* **Short problem**
Copy the data below exactly.

* **Dataset items**
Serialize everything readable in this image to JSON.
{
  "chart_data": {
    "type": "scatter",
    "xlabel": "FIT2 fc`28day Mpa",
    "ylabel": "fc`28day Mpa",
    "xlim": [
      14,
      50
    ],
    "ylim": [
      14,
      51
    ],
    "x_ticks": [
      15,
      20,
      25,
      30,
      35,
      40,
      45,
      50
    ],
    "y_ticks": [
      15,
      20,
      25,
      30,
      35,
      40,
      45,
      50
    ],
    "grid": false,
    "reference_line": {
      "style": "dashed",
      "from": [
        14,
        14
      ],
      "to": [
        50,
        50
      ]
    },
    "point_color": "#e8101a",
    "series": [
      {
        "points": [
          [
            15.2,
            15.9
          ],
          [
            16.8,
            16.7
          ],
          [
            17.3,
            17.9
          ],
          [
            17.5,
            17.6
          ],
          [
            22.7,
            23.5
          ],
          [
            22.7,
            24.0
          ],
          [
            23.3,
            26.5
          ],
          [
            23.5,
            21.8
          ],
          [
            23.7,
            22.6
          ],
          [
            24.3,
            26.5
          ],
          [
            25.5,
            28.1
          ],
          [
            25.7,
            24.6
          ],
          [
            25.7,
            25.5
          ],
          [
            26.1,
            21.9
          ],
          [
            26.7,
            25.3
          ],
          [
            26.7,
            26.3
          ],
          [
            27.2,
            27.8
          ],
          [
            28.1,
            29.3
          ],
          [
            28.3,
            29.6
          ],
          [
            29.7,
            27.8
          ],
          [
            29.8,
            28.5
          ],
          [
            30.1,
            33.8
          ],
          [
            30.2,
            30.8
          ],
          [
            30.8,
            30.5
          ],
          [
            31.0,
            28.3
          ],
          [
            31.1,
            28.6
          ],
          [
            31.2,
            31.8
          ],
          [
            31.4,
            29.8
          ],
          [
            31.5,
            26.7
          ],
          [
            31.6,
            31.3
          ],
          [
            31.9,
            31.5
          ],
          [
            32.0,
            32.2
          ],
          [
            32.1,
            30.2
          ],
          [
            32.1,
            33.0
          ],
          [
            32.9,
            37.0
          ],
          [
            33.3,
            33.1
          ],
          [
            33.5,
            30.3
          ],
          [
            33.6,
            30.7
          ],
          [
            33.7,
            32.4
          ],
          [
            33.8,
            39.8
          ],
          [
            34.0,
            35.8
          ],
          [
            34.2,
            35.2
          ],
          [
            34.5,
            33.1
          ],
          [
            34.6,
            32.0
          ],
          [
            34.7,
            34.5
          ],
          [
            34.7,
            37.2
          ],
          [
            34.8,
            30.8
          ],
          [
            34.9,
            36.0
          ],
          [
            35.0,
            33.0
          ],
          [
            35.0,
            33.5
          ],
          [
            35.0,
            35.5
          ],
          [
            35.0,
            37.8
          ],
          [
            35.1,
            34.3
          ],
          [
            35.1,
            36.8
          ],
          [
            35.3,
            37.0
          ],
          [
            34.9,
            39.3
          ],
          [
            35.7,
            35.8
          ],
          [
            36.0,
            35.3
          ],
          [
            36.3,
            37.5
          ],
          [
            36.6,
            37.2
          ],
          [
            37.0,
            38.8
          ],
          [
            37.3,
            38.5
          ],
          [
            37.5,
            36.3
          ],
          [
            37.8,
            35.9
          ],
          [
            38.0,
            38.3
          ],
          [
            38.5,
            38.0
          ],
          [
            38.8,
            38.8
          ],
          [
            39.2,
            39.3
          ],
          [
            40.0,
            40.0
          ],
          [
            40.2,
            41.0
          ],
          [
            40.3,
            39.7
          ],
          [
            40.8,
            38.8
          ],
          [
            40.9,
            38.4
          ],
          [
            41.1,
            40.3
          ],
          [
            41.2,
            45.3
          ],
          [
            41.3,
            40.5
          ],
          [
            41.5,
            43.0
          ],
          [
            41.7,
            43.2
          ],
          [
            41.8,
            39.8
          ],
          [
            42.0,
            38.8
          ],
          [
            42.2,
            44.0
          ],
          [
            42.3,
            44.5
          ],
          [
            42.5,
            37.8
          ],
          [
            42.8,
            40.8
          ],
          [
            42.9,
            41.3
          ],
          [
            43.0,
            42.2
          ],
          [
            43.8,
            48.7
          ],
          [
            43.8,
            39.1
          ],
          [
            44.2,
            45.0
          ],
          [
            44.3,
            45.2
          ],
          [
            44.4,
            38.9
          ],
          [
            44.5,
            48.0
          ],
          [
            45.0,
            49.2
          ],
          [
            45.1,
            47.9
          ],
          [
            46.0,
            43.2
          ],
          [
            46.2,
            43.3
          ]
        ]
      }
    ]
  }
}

* **Response to the task**
Serialize everything readable in this image to JSON.
{
  "chart_data": {
    "type": "scatter",
    "xlabel": "FIT2 fc`28day Mpa",
    "ylabel": "fc`28day Mpa",
    "xlim": [
      14,
      50
    ],
    "ylim": [
      14,
      51
    ],
    "x_ticks": [
      15,
      20,
      25,
      30,
      35,
      40,
      45,
      50
    ],
    "y_ticks": [
      15,
      20,
      25,
      30,
      35,
      40,
      45,
      50
    ],
    "grid": false,
    "reference_line": {
      "style": "dashed",
      "from": [
        14,
        14
      ],
      "to": [
        50,
        50
      ]
    },
    "point_color": "#e8101a",
    "series": [
      {
        "points": [
          [
            15.2,
            15.9
          ],
          [
            16.8,
            16.7
          ],
          [
            17.3,
            17.9
          ],
          [
            17.5,
            17.6
          ],
          [
            22.7,
            23.5
          ],
          [
            22.7,
            24.0
          ],
          [
            23.3,
            26.5
          ],
          [
            23.5,
            21.8
          ],
          [
            23.7,
            22.6
          ],
          [
            24.3,
            26.5
          ],
          [
            25.5,
            28.1
          ],
          [
            25.7,
            24.6
          ],
          [
            25.7,
            25.5
          ],
          [
            26.1,
            21.9
          ],
          [
            26.7,
            25.3
          ],
          [
            26.7,
            26.3
          ],
          [
            27.2,
            27.8
          ],
          [
            28.1,
            29.3
          ],
          [
            28.3,
            29.6
          ],
          [
            29.7,
            27.8
          ],
          [
            29.8,
            28.5
          ],
          [
            30.1,
            33.8
          ],
          [
            30.2,
            30.8
          ],
          [
            30.8,
            30.5
          ],
          [
            31.0,
            28.3
          ],
          [
            31.1,
            28.6
          ],
          [
            31.2,
            31.8
          ],
          [
            31.4,
            29.8
          ],
          [
            31.5,
            26.7
          ],
          [
            31.6,
            31.3
          ],
          [
            31.9,
            31.5
          ],
          [
            32.0,
            32.2
          ],
          [
            32.1,
            30.2
          ],
          [
            32.1,
            33.0
          ],
          [
            32.9,
            37.0
          ],
          [
            33.3,
            33.1
          ],
          [
            33.5,
            30.3
          ],
          [
            33.6,
            30.7
          ],
          [
            33.7,
            32.4
          ],
          [
            33.8,
            39.8
          ],
          [
            34.0,
            35.8
          ],
          [
            34.2,
            35.2
          ],
          [
            34.5,
            33.1
          ],
          [
            34.6,
            32.0
          ],
          [
            34.7,
            34.5
          ],
          [
            34.7,
            37.2
          ],
          [
            34.8,
            30.8
          ],
          [
            34.9,
            36.0
          ],
          [
            35.0,
            33.0
          ],
          [
            35.0,
            33.5
          ],
          [
            35.0,
            35.5
          ],
          [
            35.0,
            37.8
          ],
          [
            35.1,
            34.3
          ],
          [
            35.1,
            36.8
          ],
          [
            35.3,
            37.0
          ],
          [
            34.9,
            39.3
          ],
          [
            35.7,
            35.8
          ],
          [
            36.0,
            35.3
          ],
          [
            36.3,
            37.5
          ],
          [
            36.6,
            37.2
          ],
          [
            37.0,
            38.8
          ],
          [
            37.3,
            38.5
          ],
          [
            37.5,
            36.3
          ],
          [
            37.8,
            35.9
          ],
          [
            38.0,
            38.3
          ],
          [
            38.5,
            38.0
          ],
          [
            38.8,
            38.8
          ],
          [
            39.2,
            39.3
          ],
          [
            40.0,
            40.0
          ],
          [
            40.2,
            41.0
          ],
          [
            40.3,
            39.7
          ],
          [
            40.8,
            38.8
          ],
          [
            40.9,
            38.4
          ],
          [
            41.1,
            40.3
          ],
          [
            41.2,
            45.3
          ],
          [
            41.3,
            40.5
          ],
          [
            41.5,
            43.0
          ],
          [
            41.7,
            43.2
          ],
          [
            41.8,
            39.8
          ],
          [
            42.0,
            38.8
          ],
          [
            42.2,
            44.0
          ],
          [
            42.3,
            44.5
          ],
          [
            42.5,
            37.8
          ],
          [
            42.8,
            40.8
          ],
          [
            42.9,
            41.3
          ],
          [
            43.0,
            42.2
          ],
          [
            43.8,
            48.7
          ],
          [
            43.8,
            39.1
          ],
          [
            44.2,
            45.0
          ],
          [
            44.3,
            45.2
          ],
          [
            44.4,
            38.9
          ],
          [
            44.5,
            48.0
          ],
          [
            45.0,
            49.2
          ],
          [
            45.1,
            47.9
          ],
          [
            46.0,
            43.2
          ],
          [
            46.2,
            43.3
          ]
        ]
      }
    ]
  }
}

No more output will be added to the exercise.